Figure contents as structured data:
····················

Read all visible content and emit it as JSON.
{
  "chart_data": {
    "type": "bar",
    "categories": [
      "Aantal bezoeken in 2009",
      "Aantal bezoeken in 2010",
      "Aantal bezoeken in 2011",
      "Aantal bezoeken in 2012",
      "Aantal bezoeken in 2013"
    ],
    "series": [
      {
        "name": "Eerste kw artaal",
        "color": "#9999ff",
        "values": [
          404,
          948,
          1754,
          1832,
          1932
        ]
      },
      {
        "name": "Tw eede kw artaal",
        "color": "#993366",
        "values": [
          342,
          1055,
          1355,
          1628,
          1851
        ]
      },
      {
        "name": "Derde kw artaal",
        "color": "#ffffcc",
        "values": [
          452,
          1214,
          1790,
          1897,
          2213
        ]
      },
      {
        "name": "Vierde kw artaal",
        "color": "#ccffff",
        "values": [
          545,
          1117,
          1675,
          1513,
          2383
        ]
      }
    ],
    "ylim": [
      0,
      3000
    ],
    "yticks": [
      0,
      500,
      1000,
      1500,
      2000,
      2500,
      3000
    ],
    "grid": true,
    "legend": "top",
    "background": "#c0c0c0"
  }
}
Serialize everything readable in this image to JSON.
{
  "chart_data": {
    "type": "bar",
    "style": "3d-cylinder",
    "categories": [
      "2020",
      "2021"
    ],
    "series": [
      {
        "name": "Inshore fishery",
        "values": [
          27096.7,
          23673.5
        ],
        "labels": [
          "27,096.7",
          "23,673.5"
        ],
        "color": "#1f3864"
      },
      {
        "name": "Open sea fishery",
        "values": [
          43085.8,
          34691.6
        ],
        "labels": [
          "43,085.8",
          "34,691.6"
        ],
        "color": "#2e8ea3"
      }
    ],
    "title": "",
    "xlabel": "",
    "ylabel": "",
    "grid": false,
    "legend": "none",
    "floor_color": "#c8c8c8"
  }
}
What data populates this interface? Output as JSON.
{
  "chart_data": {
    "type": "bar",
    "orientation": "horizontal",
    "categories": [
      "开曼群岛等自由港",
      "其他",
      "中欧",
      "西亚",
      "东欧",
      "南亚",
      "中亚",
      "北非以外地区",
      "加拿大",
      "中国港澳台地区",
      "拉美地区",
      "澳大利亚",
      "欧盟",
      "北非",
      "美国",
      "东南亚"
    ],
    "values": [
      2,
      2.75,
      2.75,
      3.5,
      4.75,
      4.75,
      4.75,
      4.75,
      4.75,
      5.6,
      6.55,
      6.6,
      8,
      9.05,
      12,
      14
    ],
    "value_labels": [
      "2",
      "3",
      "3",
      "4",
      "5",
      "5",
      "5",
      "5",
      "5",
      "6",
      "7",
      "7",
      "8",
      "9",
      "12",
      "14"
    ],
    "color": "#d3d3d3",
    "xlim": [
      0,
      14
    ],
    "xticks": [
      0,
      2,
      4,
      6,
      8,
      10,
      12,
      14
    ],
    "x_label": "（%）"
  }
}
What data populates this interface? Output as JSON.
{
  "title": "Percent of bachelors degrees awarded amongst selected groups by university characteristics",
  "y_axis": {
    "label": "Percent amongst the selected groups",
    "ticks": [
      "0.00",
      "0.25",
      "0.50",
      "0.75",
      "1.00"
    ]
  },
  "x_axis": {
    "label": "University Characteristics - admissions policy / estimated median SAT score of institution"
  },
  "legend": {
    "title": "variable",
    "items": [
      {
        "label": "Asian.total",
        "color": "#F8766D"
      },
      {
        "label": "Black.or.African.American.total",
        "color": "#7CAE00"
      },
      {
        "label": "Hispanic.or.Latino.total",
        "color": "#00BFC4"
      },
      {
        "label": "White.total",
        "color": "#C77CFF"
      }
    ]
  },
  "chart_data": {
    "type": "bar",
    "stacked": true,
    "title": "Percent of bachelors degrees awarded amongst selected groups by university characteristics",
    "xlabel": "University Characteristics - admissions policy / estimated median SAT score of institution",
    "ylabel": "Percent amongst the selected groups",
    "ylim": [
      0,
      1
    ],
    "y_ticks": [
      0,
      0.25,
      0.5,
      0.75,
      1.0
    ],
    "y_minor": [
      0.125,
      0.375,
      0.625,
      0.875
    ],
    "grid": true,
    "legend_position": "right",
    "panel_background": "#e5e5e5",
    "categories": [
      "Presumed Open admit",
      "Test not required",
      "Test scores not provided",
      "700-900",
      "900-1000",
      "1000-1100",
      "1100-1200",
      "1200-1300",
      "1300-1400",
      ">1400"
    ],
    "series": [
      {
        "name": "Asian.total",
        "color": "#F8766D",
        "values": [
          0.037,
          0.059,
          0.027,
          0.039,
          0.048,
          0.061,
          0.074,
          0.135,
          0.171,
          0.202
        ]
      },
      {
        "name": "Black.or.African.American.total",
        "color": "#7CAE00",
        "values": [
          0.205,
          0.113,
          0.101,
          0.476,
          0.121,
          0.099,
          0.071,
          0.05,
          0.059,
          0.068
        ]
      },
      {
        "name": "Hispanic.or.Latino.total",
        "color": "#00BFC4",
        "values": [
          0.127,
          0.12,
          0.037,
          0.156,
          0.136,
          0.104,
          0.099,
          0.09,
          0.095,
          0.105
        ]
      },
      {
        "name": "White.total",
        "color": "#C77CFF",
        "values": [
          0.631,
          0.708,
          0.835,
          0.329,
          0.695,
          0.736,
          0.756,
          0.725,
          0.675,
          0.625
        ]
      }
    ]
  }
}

····················

Work to complete: Repeat all of the entries exactly.

Written reply:
Read all visible content and emit it as JSON.
{
  "chart_data": {
    "type": "bar",
    "categories": [
      "Aantal bezoeken in 2009",
      "Aantal bezoeken in 2010",
      "Aantal bezoeken in 2011",
      "Aantal bezoeken in 2012",
      "Aantal bezoeken in 2013"
    ],
    "series": [
      {
        "name": "Eerste kw artaal",
        "color": "#9999ff",
        "values": [
          404,
          948,
          1754,
          1832,
          1932
        ]
      },
      {
        "name": "Tw eede kw artaal",
        "color": "#993366",
        "values": [
          342,
          1055,
          1355,
          1628,
          1851
        ]
      },
      {
        "name": "Derde kw artaal",
        "color": "#ffffcc",
        "values": [
          452,
          1214,
          1790,
          1897,
          2213
        ]
      },
      {
        "name": "Vierde kw artaal",
        "color": "#ccffff",
        "values": [
          545,
          1117,
          1675,
          1513,
          2383
        ]
      }
    ],
    "ylim": [
      0,
      3000
    ],
    "yticks": [
      0,
      500,
      1000,
      1500,
      2000,
      2500,
      3000
    ],
    "grid": true,
    "legend": "top",
    "background": "#c0c0c0"
  }
}
Serialize everything readable in this image to JSON.
{
  "chart_data": {
    "type": "bar",
    "style": "3d-cylinder",
    "categories": [
      "2020",
      "2021"
    ],
    "series": [
      {
        "name": "Inshore fishery",
        "values": [
          27096.7,
          23673.5
        ],
        "labels": [
          "27,096.7",
          "23,673.5"
        ],
        "color": "#1f3864"
      },
      {
        "name": "Open sea fishery",
        "values": [
          43085.8,
          34691.6
        ],
        "labels": [
          "43,085.8",
          "34,691.6"
        ],
        "color": "#2e8ea3"
      }
    ],
    "title": "",
    "xlabel": "",
    "ylabel": "",
    "grid": false,
    "legend": "none",
    "floor_color": "#c8c8c8"
  }
}
What data populates this interface? Output as JSON.
{
  "chart_data": {
    "type": "bar",
    "orientation": "horizontal",
    "categories": [
      "开曼群岛等自由港",
      "其他",
      "中欧",
      "西亚",
      "东欧",
      "南亚",
      "中亚",
      "北非以外地区",
      "加拿大",
      "中国港澳台地区",
      "拉美地区",
      "澳大利亚",
      "欧盟",
      "北非",
      "美国",
      "东南亚"
    ],
    "values": [
      2,
      2.75,
      2.75,
      3.5,
      4.75,
      4.75,
      4.75,
      4.75,
      4.75,
      5.6,
      6.55,
      6.6,
      8,
      9.05,
      12,
      14
    ],
    "value_labels": [
      "2",
      "3",
      "3",
      "4",
      "5",
      "5",
      "5",
      "5",
      "5",
      "6",
      "7",
      "7",
      "8",
      "9",
      "12",
      "14"
    ],
    "color": "#d3d3d3",
    "xlim": [
      0,
      14
    ],
    "xticks": [
      0,
      2,
      4,
      6,
      8,
      10,
      12,
      14
    ],
    "x_label": "（%）"
  }
}
What data populates this interface? Output as JSON.
{
  "title": "Percent of bachelors degrees awarded amongst selected groups by university characteristics",
  "y_axis": {
    "label": "Percent amongst the selected groups",
    "ticks": [
      "0.00",
      "0.25",
      "0.50",
      "0.75",
      "1.00"
    ]
  },
  "x_axis": {
    "label": "University Characteristics - admissions policy / estimated median SAT score of institution"
  },
  "legend": {
    "title": "variable",
    "items": [
      {
        "label": "Asian.total",
        "color": "#F8766D"
      },
      {
        "label": "Black.or.African.American.total",
        "color": "#7CAE00"
      },
      {
        "label": "Hispanic.or.Latino.total",
        "color": "#00BFC4"
      },
      {
        "label": "White.total",
        "color": "#C77CFF"
      }
    ]
  },
  "chart_data": {
    "type": "bar",
    "stacked": true,
    "title": "Percent of bachelors degrees awarded amongst selected groups by university characteristics",
    "xlabel": "University Characteristics - admissions policy / estimated median SAT score of institution",
    "ylabel": "Percent amongst the selected groups",
    "ylim": [
      0,
      1
    ],
    "y_ticks": [
      0,
      0.25,
      0.5,
      0.75,
      1.0
    ],
    "y_minor": [
      0.125,
      0.375,
      0.625,
      0.875
    ],
    "grid": true,
    "legend_position": "right",
    "panel_background": "#e5e5e5",
    "categories": [
      "Presumed Open admit",
      "Test not required",
      "Test scores not provided",
      "700-900",
      "900-1000",
      "1000-1100",
      "1100-1200",
      "1200-1300",
      "1300-1400",
      ">1400"
    ],
    "series": [
      {
        "name": "Asian.total",
        "color": "#F8766D",
        "values": [
          0.037,
          0.059,
          0.027,
          0.039,
          0.048,
          0.061,
          0.074,
          0.135,
          0.171,
          0.202
        ]
      },
      {
        "name": "Black.or.African.American.total",
        "color": "#7CAE00",
        "values": [
          0.205,
          0.113,
          0.101,
          0.476,
          0.121,
          0.099,
          0.071,
          0.05,
          0.059,
          0.068
        ]
      },
      {
        "name": "Hispanic.or.Latino.total",
        "color": "#00BFC4",
        "values": [
          0.127,
          0.12,
          0.037,
          0.156,
          0.136,
          0.104,
          0.099,
          0.09,
          0.095,
          0.105
        ]
      },
      {
        "name": "White.total",
        "color": "#C77CFF",
        "values": [
          0.631,
          0.708,
          0.835,
          0.329,
          0.695,
          0.736,
          0.756,
          0.725,
          0.675,
          0.625
        ]
      }
    ]
  }
}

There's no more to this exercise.